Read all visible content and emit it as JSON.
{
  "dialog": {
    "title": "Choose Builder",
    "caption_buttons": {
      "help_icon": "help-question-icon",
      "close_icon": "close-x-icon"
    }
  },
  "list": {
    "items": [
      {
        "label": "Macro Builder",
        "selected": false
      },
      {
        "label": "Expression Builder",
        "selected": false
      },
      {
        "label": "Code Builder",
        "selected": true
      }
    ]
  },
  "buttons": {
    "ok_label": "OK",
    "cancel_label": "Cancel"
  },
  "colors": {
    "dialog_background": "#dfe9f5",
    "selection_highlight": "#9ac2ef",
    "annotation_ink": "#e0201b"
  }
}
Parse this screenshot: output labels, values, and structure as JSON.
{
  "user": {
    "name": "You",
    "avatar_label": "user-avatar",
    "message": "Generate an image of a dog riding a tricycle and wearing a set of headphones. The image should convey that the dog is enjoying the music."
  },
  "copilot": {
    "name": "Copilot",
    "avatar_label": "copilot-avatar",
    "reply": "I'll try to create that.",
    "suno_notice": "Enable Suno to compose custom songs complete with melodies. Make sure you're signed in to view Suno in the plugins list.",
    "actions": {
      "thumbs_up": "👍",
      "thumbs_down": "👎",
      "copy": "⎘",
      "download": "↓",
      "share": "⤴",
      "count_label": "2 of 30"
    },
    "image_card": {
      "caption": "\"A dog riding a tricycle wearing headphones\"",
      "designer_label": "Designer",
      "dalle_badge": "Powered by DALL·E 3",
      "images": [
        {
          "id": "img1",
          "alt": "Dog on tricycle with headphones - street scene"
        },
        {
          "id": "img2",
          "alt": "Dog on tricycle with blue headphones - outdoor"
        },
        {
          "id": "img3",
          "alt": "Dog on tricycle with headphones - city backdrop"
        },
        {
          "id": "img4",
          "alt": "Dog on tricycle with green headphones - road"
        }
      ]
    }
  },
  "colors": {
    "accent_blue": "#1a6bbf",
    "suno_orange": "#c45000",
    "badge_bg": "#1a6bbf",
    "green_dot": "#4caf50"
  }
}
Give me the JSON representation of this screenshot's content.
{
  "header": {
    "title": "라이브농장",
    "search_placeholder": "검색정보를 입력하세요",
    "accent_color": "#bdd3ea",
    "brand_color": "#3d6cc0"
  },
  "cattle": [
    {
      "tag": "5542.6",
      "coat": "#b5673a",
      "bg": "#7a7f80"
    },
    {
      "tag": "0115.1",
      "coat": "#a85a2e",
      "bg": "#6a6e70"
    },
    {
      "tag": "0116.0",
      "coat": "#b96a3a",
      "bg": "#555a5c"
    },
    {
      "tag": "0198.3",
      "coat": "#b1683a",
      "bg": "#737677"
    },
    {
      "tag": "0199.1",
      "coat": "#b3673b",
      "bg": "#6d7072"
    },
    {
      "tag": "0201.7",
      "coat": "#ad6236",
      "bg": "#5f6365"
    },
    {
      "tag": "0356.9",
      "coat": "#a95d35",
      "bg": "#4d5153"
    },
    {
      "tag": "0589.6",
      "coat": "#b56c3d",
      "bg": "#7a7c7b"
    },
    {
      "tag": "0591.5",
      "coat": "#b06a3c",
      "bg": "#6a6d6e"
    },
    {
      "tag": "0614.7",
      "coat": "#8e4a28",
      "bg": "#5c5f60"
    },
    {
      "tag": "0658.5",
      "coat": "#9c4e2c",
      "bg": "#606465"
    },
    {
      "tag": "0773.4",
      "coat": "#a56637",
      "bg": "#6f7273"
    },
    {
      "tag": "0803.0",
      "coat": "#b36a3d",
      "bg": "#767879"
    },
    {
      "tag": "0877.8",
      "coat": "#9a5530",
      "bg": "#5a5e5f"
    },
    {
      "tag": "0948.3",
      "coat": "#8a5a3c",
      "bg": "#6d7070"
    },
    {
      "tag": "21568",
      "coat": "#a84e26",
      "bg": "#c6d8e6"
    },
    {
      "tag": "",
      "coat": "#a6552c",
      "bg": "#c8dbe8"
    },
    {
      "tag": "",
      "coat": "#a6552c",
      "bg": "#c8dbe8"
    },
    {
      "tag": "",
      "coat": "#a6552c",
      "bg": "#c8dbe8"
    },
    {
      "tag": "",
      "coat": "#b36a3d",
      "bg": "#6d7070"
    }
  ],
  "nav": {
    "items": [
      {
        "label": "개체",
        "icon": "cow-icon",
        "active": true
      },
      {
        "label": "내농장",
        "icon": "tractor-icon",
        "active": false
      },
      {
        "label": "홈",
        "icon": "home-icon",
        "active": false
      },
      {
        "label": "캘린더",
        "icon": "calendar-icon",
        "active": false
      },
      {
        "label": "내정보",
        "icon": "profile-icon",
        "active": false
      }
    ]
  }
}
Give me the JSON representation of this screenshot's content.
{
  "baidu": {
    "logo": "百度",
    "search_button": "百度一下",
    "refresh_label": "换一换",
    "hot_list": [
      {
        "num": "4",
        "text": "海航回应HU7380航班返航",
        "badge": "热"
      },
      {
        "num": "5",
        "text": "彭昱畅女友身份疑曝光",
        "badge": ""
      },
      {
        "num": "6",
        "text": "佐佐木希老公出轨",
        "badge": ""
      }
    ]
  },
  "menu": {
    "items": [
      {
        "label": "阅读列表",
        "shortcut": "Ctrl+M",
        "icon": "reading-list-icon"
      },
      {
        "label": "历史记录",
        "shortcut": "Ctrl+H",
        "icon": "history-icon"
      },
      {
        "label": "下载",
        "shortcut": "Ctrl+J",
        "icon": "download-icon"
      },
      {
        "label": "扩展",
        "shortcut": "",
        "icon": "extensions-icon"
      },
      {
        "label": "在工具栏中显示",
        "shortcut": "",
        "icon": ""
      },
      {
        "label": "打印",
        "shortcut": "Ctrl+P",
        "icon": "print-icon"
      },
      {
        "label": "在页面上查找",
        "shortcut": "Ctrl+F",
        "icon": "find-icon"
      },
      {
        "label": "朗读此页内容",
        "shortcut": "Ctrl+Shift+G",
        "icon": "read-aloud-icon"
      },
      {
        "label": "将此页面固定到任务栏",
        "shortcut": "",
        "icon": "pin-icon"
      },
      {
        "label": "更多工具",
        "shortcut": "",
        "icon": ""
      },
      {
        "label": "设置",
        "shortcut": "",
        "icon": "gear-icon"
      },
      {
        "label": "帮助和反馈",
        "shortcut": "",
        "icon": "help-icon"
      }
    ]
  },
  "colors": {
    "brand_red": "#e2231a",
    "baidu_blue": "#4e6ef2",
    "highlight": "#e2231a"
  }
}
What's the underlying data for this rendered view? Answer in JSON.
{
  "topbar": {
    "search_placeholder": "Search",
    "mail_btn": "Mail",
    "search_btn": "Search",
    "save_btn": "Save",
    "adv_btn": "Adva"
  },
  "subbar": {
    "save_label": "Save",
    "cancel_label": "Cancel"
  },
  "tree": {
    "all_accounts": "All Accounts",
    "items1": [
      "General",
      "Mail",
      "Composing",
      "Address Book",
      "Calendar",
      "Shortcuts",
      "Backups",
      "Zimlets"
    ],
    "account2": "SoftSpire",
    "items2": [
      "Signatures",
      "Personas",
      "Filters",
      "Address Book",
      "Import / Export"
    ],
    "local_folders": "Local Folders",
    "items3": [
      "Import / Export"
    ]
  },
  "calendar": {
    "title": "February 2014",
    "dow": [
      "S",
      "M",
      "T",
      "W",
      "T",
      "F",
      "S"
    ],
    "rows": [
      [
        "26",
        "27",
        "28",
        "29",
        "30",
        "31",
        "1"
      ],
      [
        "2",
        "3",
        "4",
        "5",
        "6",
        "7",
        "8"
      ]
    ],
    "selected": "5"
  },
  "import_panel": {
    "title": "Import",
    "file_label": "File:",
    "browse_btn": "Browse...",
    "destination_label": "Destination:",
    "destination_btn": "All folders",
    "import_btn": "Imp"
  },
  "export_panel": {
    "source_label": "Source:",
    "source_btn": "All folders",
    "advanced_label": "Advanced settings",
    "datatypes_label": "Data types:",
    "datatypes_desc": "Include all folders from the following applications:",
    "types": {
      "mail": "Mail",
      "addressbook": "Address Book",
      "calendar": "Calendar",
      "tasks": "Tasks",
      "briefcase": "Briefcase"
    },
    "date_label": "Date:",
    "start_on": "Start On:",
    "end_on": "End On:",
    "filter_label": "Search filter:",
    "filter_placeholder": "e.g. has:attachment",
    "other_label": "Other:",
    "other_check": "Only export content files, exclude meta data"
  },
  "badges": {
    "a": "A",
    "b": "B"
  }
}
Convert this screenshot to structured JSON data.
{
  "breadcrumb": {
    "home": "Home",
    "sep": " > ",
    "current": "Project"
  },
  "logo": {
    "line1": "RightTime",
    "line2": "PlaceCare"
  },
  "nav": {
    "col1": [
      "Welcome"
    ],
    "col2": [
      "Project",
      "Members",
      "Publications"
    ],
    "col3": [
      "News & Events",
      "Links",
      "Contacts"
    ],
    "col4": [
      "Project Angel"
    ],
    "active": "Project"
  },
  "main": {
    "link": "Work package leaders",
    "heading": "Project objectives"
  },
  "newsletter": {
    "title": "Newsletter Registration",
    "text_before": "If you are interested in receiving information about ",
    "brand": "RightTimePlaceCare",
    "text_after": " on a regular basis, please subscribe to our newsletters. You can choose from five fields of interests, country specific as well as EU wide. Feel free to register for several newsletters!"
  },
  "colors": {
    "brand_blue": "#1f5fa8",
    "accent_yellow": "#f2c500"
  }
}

• • • •

Pick out the lines that contain "headphones" and copy them.

◆ **RESULT**
    "message": "Generate an image of a dog riding a tricycle and wearing a set of headphones. The image should convey that the dog is enjoying the music."
      "caption": "\"A dog riding a tricycle wearing headphones\"",
          "alt": "Dog on tricycle with headphones - street scene"
          "alt": "Dog on tricycle with blue headphones - outdoor"
          "alt": "Dog on tricycle with headphones - city backdrop"
          "alt": "Dog on tricycle with green headphones - road"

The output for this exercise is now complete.